◆ **DATA FOR THIS TASK**
:::
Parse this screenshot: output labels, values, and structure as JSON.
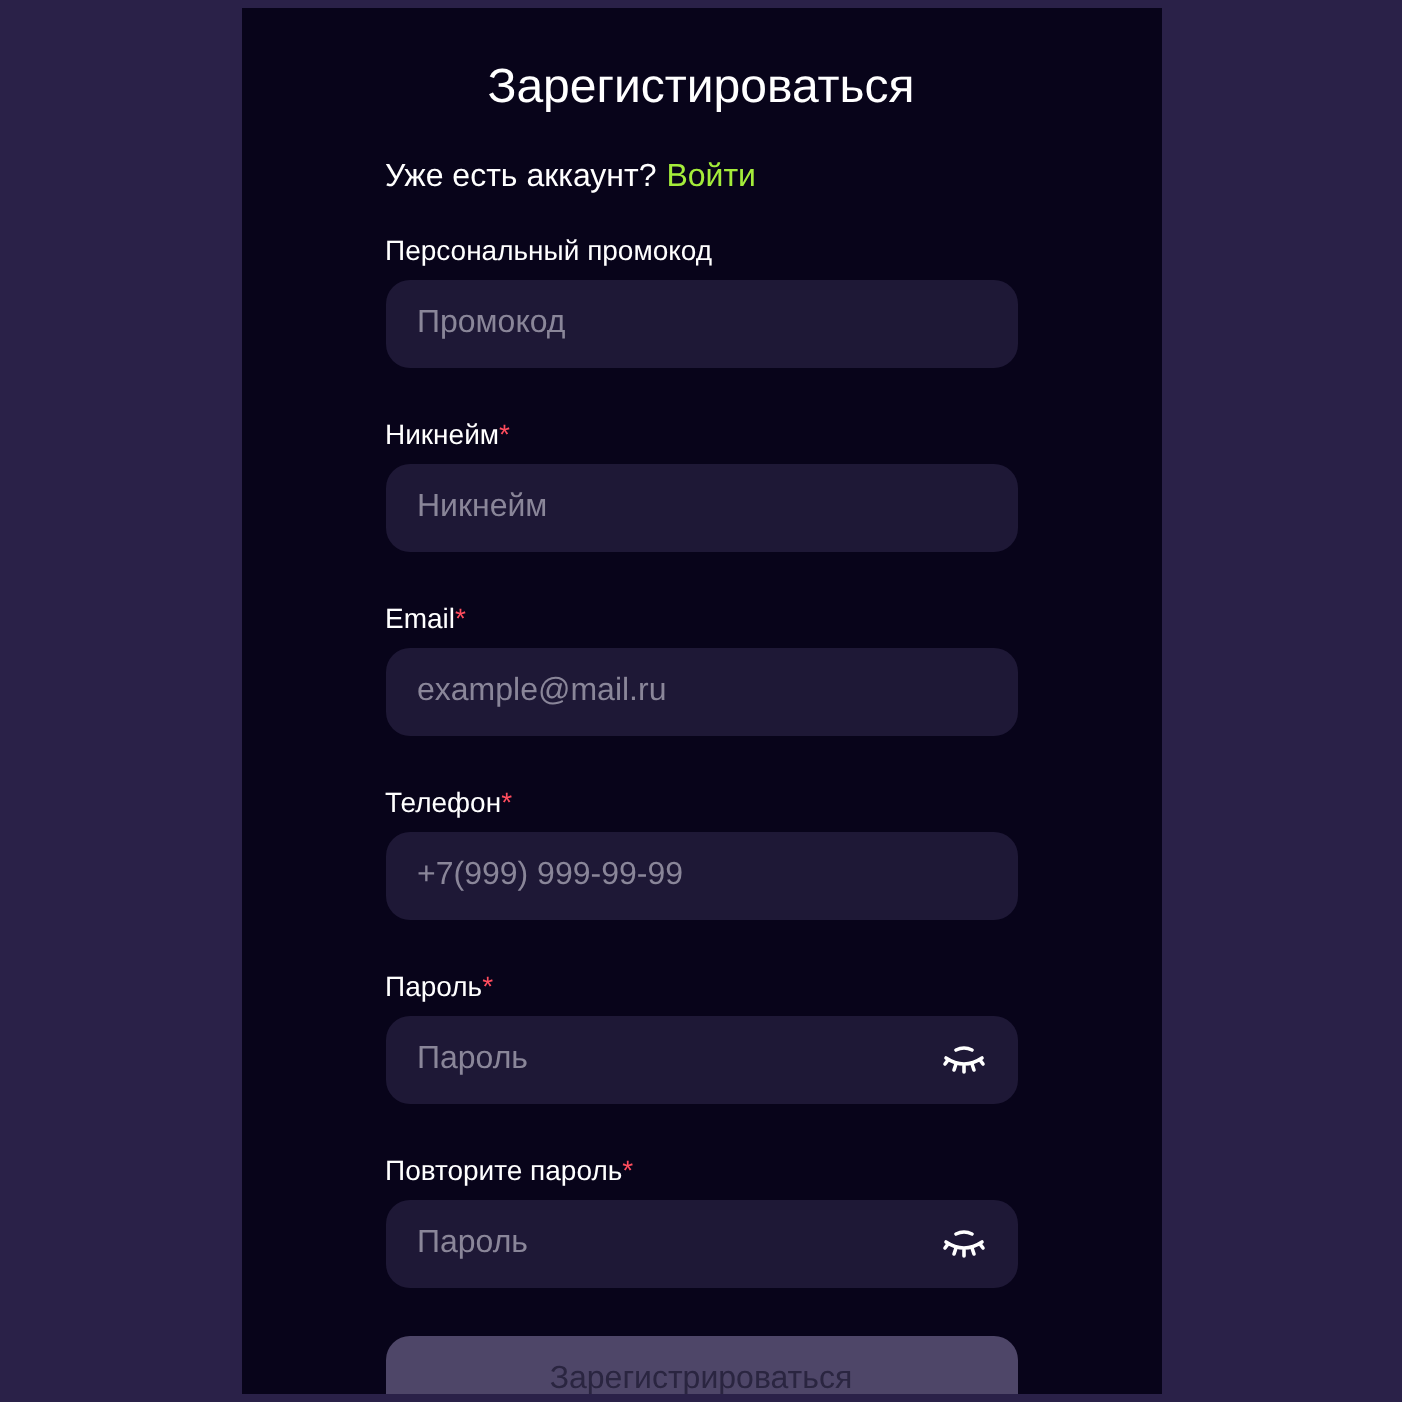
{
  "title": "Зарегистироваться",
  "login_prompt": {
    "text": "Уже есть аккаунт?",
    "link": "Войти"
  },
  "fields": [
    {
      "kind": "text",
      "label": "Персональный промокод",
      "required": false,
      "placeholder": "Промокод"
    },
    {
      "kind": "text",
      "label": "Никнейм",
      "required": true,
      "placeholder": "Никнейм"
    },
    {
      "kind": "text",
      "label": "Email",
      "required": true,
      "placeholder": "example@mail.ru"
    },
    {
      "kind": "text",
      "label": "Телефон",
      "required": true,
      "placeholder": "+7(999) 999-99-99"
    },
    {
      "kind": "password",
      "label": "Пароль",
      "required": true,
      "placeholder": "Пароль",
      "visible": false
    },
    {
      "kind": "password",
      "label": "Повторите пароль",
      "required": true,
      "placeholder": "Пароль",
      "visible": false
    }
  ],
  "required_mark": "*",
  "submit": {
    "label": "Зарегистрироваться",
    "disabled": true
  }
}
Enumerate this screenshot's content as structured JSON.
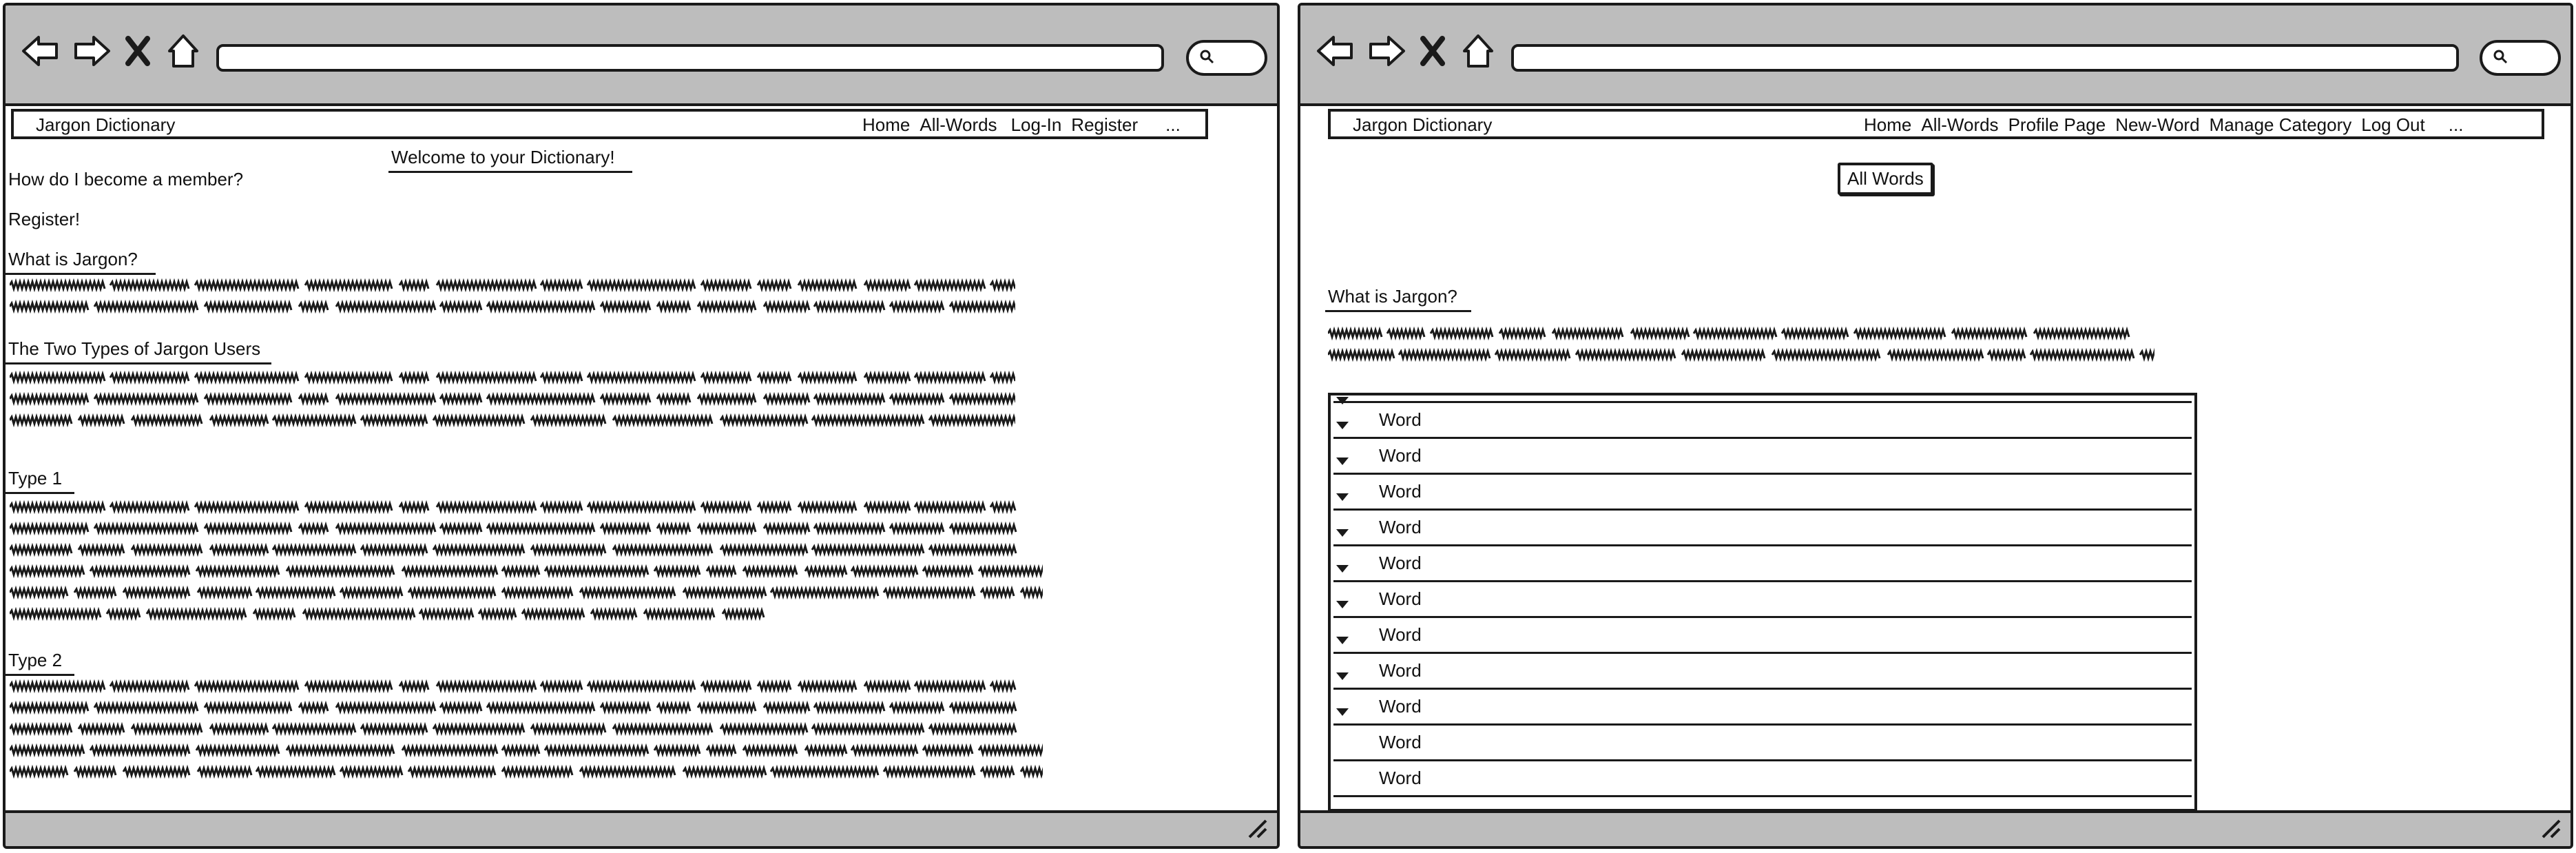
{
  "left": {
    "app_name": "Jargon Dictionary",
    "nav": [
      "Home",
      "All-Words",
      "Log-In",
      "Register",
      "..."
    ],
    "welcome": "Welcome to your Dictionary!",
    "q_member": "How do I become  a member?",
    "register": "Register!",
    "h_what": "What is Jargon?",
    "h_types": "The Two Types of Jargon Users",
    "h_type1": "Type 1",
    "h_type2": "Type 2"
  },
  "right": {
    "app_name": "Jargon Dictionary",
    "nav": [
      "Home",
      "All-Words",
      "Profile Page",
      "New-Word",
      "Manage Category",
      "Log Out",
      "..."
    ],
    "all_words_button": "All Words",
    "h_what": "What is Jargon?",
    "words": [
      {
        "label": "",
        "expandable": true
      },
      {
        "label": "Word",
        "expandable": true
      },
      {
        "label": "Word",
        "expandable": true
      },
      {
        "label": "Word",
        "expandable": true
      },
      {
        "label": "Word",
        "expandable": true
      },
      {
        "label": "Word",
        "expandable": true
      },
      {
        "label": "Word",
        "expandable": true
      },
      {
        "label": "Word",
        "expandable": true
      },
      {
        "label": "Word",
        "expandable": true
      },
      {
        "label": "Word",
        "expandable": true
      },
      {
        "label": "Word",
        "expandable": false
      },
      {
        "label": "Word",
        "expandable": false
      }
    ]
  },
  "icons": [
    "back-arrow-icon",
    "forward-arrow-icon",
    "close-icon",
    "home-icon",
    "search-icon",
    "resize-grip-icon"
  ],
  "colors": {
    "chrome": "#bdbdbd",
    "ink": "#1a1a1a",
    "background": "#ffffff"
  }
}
:::
◆ **INSTRUCTIONS TO FOLLOW**
Quote the data above in full, leaving out the pictures it holds.

◆ **COMPLETE RESPONSE**
Parse this screenshot: output labels, values, and structure as JSON.
{
  "title": "Зарегистироваться",
  "login_prompt": {
    "text": "Уже есть аккаунт?",
    "link": "Войти"
  },
  "fields": [
    {
      "kind": "text",
      "label": "Персональный промокод",
      "required": false,
      "placeholder": "Промокод"
    },
    {
      "kind": "text",
      "label": "Никнейм",
      "required": true,
      "placeholder": "Никнейм"
    },
    {
      "kind": "text",
      "label": "Email",
      "required": true,
      "placeholder": "example@mail.ru"
    },
    {
      "kind": "text",
      "label": "Телефон",
      "required": true,
      "placeholder": "+7(999) 999-99-99"
    },
    {
      "kind": "password",
      "label": "Пароль",
      "required": true,
      "placeholder": "Пароль",
      "visible": false
    },
    {
      "kind": "password",
      "label": "Повторите пароль",
      "required": true,
      "placeholder": "Пароль",
      "visible": false
    }
  ],
  "required_mark": "*",
  "submit": {
    "label": "Зарегистрироваться",
    "disabled": true
  }
}
Enumerate this screenshot's content as structured JSON.
{
  "left": {
    "app_name": "Jargon Dictionary",
    "nav": [
      "Home",
      "All-Words",
      "Log-In",
      "Register",
      "..."
    ],
    "welcome": "Welcome to your Dictionary!",
    "q_member": "How do I become  a member?",
    "register": "Register!",
    "h_what": "What is Jargon?",
    "h_types": "The Two Types of Jargon Users",
    "h_type1": "Type 1",
    "h_type2": "Type 2"
  },
  "right": {
    "app_name": "Jargon Dictionary",
    "nav": [
      "Home",
      "All-Words",
      "Profile Page",
      "New-Word",
      "Manage Category",
      "Log Out",
      "..."
    ],
    "all_words_button": "All Words",
    "h_what": "What is Jargon?",
    "words": [
      {
        "label": "",
        "expandable": true
      },
      {
        "label": "Word",
        "expandable": true
      },
      {
        "label": "Word",
        "expandable": true
      },
      {
        "label": "Word",
        "expandable": true
      },
      {
        "label": "Word",
        "expandable": true
      },
      {
        "label": "Word",
        "expandable": true
      },
      {
        "label": "Word",
        "expandable": true
      },
      {
        "label": "Word",
        "expandable": true
      },
      {
        "label": "Word",
        "expandable": true
      },
      {
        "label": "Word",
        "expandable": true
      },
      {
        "label": "Word",
        "expandable": false
      },
      {
        "label": "Word",
        "expandable": false
      }
    ]
  },
  "icons": [
    "back-arrow-icon",
    "forward-arrow-icon",
    "close-icon",
    "home-icon",
    "search-icon",
    "resize-grip-icon"
  ],
  "colors": {
    "chrome": "#bdbdbd",
    "ink": "#1a1a1a",
    "background": "#ffffff"
  }
}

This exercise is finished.